Written exercise
Extract all lines in the data that contain the word "feet".

Task inputs

★ ★ ★ ★ ★

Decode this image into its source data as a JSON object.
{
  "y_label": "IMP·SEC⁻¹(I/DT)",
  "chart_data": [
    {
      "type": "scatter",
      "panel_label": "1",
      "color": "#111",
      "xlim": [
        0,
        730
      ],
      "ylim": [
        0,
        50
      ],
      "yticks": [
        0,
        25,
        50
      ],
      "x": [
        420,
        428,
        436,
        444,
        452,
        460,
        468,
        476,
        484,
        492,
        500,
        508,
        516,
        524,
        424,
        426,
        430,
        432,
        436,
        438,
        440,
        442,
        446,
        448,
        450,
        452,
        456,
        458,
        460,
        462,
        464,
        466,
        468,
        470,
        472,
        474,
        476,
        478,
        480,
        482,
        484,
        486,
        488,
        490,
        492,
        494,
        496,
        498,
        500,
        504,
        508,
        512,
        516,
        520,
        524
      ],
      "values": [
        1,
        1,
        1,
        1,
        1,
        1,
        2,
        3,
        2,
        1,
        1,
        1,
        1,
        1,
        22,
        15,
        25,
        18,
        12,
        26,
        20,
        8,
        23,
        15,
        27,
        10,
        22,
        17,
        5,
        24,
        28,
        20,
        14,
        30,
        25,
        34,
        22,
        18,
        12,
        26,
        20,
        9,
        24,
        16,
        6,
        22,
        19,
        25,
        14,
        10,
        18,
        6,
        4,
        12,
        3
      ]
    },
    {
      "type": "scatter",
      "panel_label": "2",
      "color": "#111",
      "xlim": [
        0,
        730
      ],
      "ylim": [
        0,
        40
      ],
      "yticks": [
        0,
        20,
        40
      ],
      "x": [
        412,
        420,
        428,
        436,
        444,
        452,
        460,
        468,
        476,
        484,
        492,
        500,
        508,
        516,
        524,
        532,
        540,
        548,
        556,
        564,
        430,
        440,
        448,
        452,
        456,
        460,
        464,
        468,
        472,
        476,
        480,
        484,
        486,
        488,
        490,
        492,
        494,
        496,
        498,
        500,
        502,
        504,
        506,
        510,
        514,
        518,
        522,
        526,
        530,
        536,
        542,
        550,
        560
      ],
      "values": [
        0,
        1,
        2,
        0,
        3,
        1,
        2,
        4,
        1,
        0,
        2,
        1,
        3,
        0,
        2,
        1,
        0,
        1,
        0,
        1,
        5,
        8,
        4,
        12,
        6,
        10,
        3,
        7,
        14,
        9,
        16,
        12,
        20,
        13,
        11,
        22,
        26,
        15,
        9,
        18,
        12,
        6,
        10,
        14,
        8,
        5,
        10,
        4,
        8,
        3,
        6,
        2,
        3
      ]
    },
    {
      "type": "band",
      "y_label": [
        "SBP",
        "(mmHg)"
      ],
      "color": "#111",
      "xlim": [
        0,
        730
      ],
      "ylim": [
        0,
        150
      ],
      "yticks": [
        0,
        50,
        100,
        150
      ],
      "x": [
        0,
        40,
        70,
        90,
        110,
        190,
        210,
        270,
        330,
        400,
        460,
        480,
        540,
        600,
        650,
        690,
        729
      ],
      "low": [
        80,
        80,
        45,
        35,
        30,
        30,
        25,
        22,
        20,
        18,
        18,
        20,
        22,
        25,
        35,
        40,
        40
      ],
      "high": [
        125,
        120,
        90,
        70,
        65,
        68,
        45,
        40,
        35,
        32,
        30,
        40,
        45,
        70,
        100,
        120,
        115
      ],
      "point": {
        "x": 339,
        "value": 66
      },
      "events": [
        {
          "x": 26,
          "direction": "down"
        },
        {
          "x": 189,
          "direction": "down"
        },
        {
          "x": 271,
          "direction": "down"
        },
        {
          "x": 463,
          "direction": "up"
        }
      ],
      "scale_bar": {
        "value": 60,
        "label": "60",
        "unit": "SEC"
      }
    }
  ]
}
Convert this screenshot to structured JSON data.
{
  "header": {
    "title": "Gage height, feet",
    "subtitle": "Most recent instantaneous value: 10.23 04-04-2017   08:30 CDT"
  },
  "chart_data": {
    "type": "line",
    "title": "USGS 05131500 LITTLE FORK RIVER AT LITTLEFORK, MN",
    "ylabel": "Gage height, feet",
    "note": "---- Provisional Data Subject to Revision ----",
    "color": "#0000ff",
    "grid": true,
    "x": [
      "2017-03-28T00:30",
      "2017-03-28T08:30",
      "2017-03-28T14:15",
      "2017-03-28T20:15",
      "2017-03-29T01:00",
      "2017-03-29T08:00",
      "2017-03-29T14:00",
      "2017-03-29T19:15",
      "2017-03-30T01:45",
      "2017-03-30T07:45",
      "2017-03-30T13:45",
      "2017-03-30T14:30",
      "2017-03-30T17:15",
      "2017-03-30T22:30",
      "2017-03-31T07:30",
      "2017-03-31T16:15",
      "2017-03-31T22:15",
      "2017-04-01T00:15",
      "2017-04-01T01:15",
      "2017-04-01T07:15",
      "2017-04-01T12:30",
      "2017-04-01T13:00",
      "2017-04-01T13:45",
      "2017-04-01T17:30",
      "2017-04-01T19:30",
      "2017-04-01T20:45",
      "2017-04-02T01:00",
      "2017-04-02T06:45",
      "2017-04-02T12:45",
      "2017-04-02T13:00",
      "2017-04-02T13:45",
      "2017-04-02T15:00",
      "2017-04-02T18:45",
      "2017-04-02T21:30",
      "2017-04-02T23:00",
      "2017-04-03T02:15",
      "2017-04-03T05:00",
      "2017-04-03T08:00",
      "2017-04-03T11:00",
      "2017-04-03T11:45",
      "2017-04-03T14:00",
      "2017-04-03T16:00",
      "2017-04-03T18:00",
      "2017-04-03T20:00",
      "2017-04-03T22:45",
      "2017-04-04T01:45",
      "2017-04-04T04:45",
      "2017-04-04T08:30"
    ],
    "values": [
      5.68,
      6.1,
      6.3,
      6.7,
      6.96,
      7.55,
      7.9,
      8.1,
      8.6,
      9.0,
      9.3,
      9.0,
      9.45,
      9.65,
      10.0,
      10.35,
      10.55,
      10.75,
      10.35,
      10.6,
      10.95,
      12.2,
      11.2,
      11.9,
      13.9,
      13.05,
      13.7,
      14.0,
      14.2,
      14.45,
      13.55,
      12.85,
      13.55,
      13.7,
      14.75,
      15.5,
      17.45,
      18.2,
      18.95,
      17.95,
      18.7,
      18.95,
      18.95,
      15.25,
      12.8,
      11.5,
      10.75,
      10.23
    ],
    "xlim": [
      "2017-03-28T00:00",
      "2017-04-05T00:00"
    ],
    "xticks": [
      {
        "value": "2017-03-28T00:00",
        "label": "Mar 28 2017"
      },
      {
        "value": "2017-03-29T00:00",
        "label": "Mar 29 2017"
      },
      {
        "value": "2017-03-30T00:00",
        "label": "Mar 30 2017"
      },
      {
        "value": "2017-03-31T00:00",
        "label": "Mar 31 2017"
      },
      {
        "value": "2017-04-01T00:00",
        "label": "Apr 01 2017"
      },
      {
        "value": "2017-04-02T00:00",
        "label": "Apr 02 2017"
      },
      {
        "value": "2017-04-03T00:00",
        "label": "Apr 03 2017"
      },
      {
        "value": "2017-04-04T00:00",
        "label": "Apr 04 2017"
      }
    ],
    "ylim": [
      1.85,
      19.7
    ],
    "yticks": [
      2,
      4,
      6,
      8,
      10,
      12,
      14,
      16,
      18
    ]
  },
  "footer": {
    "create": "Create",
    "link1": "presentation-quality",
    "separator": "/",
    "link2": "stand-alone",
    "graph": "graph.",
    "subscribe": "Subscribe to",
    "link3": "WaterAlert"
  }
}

★ ★ ★ ★ ★

Solution for this exercise
    "title": "Gage height, feet",
    "ylabel": "Gage height, feet",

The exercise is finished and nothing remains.